Gösterilen metin:
^^^^

ODTÜ’lüler, ABB önünde uğradıkları güvenlik ve polis saldırısına karşı açıklama yaptı. Ankara Büyükşehir Belediyesi’nin demokratik haklarını kullanmak istedikleri için kendilerini işkence ettirip gözaltına aldırdığını belirten ODTÜ’lüler, “Bir kere daha söylüyoruz; eğer Mansur Yavaş bizim karşımızda Melih Gökçek olmak istiyorsa, biz de onun karşısında Kavaklık Direnişi olacağız! Bütün gücümüzle ve kararlılığımızla direnecek ve Rant Yolunu yaptırmayacağız” dedi
ODTÜ Ormanı’nın bir bölümünü de yok eden projeye karşı “Rant yoluna hayır diyen” ODTÜ’lülerin, 8 Kasım’da Ankara Büyükşehir Belediyesi önünde önce belediye güvenlikleri, ardından da polis tarafından darp edilmesine tepkiler sürüyor.
ODTÜ bileşenleri, ABB önünde yaşanan güvenlik ve polis şiddetine karşı Fizik Çimleri önünde bir araya gelerek basın açıklaması yaptı.

^^^^

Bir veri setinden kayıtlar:
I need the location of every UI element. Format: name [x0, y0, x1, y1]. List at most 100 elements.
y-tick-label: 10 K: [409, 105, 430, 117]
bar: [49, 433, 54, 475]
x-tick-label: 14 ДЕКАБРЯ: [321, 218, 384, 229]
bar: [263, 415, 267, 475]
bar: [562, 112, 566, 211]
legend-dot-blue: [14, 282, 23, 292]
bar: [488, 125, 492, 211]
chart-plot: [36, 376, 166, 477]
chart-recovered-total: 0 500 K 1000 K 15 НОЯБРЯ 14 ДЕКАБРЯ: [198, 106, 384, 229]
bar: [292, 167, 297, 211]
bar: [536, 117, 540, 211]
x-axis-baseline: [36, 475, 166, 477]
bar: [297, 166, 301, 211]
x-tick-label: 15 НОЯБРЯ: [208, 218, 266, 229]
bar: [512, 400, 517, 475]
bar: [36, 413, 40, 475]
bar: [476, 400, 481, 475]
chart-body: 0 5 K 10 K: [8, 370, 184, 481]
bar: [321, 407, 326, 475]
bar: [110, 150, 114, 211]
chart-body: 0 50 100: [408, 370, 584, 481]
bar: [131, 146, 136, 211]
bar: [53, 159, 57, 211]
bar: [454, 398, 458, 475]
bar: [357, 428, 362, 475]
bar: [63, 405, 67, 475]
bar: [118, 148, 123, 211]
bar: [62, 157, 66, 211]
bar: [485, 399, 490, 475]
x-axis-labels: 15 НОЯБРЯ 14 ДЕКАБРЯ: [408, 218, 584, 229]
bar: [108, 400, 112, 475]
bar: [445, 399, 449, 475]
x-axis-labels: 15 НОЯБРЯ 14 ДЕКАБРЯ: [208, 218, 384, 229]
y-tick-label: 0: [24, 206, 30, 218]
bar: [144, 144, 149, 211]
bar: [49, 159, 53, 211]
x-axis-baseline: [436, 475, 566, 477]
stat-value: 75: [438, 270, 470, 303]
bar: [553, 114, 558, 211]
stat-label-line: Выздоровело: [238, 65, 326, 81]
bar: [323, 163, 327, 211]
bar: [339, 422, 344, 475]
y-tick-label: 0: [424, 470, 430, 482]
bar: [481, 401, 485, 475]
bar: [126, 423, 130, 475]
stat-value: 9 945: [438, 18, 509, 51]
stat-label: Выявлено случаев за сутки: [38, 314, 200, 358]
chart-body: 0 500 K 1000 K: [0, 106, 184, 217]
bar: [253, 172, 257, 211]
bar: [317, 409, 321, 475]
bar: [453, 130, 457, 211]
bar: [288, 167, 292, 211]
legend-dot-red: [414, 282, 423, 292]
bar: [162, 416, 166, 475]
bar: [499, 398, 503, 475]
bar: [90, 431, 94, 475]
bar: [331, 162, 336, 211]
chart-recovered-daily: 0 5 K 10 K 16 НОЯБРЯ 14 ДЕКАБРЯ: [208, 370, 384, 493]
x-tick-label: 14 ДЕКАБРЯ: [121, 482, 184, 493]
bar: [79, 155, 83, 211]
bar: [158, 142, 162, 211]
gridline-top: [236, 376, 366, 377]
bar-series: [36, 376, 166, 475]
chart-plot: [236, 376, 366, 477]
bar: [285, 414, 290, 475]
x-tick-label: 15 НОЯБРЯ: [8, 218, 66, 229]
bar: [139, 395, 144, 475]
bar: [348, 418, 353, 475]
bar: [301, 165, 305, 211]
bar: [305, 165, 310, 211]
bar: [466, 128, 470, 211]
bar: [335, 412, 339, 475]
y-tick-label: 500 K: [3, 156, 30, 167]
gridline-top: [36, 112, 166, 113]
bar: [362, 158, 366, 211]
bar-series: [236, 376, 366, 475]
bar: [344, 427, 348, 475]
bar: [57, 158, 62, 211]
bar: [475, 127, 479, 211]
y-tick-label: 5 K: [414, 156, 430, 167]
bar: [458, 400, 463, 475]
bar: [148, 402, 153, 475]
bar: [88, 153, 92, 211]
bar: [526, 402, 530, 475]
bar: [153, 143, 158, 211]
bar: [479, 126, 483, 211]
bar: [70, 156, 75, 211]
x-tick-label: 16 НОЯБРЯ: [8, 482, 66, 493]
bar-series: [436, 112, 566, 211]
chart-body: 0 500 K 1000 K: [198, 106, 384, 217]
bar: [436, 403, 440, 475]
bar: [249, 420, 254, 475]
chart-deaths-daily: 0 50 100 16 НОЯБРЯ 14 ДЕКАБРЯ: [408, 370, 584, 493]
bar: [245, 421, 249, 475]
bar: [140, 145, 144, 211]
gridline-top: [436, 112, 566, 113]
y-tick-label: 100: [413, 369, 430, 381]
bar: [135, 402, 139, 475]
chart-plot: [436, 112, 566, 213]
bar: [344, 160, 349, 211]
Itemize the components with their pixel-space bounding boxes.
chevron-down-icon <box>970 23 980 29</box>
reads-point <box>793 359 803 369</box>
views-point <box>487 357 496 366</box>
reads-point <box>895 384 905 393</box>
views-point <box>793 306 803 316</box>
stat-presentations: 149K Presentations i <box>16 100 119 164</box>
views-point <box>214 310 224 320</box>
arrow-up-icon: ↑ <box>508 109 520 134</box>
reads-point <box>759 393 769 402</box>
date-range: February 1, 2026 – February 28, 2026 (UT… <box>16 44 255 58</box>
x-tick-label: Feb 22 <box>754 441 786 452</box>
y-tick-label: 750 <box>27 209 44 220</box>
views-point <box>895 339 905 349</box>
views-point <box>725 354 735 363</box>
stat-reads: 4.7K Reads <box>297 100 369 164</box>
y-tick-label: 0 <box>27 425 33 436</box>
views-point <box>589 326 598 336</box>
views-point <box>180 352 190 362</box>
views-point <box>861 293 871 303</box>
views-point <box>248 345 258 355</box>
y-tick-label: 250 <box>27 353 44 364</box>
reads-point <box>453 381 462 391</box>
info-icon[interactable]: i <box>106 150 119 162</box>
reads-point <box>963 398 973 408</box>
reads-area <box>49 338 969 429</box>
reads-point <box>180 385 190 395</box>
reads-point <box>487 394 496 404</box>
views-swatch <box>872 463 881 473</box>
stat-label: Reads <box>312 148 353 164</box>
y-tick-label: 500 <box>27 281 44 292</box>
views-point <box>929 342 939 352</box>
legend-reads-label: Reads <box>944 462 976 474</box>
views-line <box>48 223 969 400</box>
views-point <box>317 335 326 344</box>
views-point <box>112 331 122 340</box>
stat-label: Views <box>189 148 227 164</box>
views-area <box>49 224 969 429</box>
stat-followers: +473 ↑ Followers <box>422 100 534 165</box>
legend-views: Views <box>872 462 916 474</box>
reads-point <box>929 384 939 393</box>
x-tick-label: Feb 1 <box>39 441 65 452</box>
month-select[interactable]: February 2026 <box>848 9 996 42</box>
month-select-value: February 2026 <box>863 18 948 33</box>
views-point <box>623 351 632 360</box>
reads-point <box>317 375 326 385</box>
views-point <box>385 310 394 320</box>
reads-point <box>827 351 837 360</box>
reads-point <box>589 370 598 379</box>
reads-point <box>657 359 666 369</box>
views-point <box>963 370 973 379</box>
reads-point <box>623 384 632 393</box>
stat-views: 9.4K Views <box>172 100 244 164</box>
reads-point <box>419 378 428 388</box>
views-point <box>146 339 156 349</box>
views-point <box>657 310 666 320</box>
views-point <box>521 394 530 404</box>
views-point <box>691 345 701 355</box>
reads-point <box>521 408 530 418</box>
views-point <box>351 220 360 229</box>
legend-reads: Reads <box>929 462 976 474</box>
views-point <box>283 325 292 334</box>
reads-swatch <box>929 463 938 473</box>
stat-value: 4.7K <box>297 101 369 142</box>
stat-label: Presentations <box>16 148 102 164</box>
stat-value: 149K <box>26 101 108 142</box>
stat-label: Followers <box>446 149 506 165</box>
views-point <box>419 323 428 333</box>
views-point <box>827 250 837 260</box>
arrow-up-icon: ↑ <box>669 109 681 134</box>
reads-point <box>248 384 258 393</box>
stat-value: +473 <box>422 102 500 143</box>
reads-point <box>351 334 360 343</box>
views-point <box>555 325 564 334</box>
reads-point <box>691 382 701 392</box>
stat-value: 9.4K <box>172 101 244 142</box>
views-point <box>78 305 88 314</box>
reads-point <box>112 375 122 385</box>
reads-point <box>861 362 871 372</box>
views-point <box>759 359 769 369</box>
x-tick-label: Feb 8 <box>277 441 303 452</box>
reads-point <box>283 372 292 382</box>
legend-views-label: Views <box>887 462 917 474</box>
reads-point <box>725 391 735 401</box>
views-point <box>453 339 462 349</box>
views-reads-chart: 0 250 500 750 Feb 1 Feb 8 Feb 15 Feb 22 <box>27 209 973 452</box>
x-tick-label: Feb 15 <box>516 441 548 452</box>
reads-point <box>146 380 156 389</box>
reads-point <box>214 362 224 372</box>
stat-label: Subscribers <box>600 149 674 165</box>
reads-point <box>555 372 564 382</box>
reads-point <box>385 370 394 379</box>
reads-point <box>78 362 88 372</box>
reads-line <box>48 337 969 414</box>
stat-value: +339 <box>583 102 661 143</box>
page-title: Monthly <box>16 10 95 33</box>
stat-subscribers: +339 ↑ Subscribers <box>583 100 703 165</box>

^^^^

Şunları tamamlayın:
**a)** Metinde "ODTÜ’lüler, ABB önünde" diye başlayan paragrafı, ana bilgilerini koruyarak daha kısa biçimde yeniden yazın.
**b)** Satırların başından "bar: [292, 167, 297, 211]" geçen satıra kadar, o satır da dahil olmak üzere, her satırı aynen kopyalayın.
Metin ile satırlar birbirinden bağımsız iki ayrı malzemedir.

Verilen cevaplar:
**a)** ODTÜ’lüler, ABB önünde güvenlik ve polisin saldırısına uğradıklarını söyleyip bir açıklama yaptı. Demokratik haklarını kullanmak istedikleri için Ankara Büyükşehir Belediyesi’nin kendilerine işkence ettirip gözaltına aldırdığını belirttiler. Mansur Yavaş karşılarında Melih Gökçek olmak isterse, kendilerinin de Kavaklık Direnişi olacağını söylediler. Tüm güçleriyle direnip Rant Yolu’nu yaptırmayacaklarını açıkladılar.

**b)**
I need the location of every UI element. Format: name [x0, y0, x1, y1]. List at most 100 elements.
y-tick-label: 10 K: [409, 105, 430, 117]
bar: [49, 433, 54, 475]
x-tick-label: 14 ДЕКАБРЯ: [321, 218, 384, 229]
bar: [263, 415, 267, 475]
bar: [562, 112, 566, 211]
legend-dot-blue: [14, 282, 23, 292]
bar: [488, 125, 492, 211]
chart-plot: [36, 376, 166, 477]
chart-recovered-total: 0 500 K 1000 K 15 НОЯБРЯ 14 ДЕКАБРЯ: [198, 106, 384, 229]
bar: [292, 167, 297, 211]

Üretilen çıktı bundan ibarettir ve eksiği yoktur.